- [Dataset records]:
========

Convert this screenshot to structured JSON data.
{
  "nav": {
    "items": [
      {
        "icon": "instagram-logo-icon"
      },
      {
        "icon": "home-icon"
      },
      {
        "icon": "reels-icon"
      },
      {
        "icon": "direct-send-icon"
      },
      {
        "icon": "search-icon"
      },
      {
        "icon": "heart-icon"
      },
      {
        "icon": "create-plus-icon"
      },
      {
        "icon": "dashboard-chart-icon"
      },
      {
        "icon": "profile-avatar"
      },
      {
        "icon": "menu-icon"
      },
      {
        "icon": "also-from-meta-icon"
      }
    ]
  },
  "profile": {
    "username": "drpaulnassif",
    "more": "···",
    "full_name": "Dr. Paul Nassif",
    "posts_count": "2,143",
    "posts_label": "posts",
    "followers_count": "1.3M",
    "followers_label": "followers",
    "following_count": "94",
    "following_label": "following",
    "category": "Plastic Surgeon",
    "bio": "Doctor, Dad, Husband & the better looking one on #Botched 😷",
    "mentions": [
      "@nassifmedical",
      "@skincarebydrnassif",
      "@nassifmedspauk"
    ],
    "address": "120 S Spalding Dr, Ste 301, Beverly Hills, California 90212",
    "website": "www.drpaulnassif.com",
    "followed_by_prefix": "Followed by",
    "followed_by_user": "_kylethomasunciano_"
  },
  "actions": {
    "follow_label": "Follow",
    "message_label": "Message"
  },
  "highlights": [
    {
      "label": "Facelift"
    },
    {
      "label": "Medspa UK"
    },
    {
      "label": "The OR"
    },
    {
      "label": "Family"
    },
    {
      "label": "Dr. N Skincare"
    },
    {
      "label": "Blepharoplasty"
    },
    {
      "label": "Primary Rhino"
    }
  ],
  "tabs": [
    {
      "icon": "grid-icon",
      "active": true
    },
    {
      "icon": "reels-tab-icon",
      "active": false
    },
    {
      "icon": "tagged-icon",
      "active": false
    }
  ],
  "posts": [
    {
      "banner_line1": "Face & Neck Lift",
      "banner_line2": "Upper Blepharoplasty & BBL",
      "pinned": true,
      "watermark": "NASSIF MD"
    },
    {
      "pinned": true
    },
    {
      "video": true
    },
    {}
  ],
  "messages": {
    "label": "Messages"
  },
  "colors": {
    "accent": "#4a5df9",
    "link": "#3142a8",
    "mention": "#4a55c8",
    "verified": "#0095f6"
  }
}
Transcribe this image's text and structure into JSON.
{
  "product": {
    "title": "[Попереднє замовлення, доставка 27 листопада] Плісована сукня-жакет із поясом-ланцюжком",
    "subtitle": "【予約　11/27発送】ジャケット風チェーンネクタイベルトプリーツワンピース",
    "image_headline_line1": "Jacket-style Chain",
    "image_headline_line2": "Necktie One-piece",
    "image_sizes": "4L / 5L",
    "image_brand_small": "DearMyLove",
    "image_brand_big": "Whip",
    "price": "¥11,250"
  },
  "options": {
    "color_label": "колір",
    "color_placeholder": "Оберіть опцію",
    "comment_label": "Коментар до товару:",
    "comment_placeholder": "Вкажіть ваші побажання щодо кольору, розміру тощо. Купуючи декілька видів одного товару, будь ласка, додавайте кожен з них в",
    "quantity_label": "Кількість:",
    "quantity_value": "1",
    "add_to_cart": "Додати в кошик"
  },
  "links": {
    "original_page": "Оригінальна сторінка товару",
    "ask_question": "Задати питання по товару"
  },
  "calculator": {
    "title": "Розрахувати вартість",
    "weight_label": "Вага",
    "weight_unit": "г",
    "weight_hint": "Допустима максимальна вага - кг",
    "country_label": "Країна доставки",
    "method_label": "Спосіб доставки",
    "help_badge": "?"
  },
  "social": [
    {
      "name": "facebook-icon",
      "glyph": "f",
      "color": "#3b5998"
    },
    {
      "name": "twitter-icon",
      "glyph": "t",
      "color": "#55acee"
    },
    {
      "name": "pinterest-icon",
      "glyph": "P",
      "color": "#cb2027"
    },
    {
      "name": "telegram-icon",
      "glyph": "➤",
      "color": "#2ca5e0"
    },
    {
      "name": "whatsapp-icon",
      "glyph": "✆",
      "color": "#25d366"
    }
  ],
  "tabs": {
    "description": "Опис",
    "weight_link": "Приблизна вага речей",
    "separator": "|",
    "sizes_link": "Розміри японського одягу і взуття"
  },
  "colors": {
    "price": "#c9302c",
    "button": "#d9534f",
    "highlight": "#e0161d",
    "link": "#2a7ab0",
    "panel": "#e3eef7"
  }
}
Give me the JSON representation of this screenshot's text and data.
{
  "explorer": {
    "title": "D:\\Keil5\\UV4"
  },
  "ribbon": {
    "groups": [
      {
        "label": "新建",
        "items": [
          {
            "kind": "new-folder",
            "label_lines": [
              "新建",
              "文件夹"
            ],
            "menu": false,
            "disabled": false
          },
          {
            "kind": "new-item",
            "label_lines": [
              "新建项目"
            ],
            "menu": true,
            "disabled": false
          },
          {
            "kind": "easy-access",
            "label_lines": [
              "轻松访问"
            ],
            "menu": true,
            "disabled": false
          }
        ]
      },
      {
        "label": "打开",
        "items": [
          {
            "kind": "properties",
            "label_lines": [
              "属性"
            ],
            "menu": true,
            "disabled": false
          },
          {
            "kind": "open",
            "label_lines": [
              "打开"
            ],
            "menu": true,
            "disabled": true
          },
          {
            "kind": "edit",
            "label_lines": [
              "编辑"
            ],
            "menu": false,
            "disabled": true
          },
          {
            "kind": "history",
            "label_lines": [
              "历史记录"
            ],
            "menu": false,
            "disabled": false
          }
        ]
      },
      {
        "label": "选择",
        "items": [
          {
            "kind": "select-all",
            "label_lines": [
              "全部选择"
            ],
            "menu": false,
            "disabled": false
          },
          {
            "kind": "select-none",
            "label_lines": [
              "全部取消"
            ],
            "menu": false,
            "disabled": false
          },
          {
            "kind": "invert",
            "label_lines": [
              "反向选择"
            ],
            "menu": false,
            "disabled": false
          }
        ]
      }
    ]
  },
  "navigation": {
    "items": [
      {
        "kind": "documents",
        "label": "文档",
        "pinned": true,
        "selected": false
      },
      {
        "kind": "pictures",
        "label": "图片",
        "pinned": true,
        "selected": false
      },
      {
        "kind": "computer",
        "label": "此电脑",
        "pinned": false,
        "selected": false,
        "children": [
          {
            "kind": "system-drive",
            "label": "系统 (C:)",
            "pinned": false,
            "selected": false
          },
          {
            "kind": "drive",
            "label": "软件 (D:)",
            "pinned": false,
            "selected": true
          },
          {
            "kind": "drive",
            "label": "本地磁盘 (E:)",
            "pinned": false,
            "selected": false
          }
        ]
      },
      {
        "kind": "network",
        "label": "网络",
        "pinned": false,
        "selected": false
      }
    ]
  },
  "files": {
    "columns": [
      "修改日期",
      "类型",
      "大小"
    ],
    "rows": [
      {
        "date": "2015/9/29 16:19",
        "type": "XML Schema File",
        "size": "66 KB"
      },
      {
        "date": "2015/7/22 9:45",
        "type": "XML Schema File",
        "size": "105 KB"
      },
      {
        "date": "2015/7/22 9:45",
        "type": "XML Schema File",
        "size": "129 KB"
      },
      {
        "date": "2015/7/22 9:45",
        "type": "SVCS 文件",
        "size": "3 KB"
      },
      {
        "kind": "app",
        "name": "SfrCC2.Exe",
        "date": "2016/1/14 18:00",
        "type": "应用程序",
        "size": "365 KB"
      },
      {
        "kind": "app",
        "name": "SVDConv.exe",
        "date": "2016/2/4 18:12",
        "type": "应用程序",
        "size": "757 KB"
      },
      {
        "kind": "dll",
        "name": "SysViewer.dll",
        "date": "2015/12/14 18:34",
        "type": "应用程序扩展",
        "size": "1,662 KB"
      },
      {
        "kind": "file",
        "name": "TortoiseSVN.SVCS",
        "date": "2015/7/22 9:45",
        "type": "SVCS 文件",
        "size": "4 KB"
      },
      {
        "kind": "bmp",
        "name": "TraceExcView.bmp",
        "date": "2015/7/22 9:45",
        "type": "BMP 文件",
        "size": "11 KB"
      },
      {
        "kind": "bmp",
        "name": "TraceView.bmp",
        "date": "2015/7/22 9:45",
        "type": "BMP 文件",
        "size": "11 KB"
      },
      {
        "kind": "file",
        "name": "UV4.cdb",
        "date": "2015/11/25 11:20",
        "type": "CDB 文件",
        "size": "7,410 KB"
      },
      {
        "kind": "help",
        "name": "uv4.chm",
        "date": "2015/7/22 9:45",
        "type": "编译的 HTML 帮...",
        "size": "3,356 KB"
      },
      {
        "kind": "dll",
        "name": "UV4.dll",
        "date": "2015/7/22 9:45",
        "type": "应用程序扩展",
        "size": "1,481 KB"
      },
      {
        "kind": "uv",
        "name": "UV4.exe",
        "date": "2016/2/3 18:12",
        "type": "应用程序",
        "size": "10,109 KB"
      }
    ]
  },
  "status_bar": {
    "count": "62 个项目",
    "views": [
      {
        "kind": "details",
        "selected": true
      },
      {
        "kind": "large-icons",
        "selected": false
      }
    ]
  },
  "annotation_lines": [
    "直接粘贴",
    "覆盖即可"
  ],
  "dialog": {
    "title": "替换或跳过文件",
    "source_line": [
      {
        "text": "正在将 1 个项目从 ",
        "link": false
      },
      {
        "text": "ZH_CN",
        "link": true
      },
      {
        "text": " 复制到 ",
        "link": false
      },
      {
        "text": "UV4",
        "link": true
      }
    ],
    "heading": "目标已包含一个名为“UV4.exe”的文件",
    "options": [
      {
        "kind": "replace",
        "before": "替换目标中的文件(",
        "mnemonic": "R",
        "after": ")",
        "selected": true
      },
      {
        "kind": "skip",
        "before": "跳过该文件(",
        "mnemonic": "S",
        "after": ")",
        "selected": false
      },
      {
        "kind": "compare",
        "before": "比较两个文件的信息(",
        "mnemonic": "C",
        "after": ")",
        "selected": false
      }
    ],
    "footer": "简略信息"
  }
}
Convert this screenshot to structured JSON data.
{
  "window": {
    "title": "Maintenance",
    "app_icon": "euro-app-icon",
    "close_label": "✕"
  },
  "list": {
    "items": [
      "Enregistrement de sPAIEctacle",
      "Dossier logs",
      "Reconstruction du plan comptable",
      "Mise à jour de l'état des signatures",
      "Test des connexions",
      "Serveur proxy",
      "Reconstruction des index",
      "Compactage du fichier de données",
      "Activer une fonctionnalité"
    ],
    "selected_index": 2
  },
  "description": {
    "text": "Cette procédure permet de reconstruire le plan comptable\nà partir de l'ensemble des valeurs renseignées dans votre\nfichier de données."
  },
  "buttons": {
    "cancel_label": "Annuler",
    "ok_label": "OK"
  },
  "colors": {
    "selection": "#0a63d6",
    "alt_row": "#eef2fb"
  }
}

========

- [What is needed]:
Find the lines above that include the string "comptable" and copy them.

- [Exercise output]:
      "Reconstruction du plan comptable",
    "text": "Cette procédure permet de reconstruire le plan comptable\nà partir de l'ensemble des valeurs renseignées dans votre\nfichier de données."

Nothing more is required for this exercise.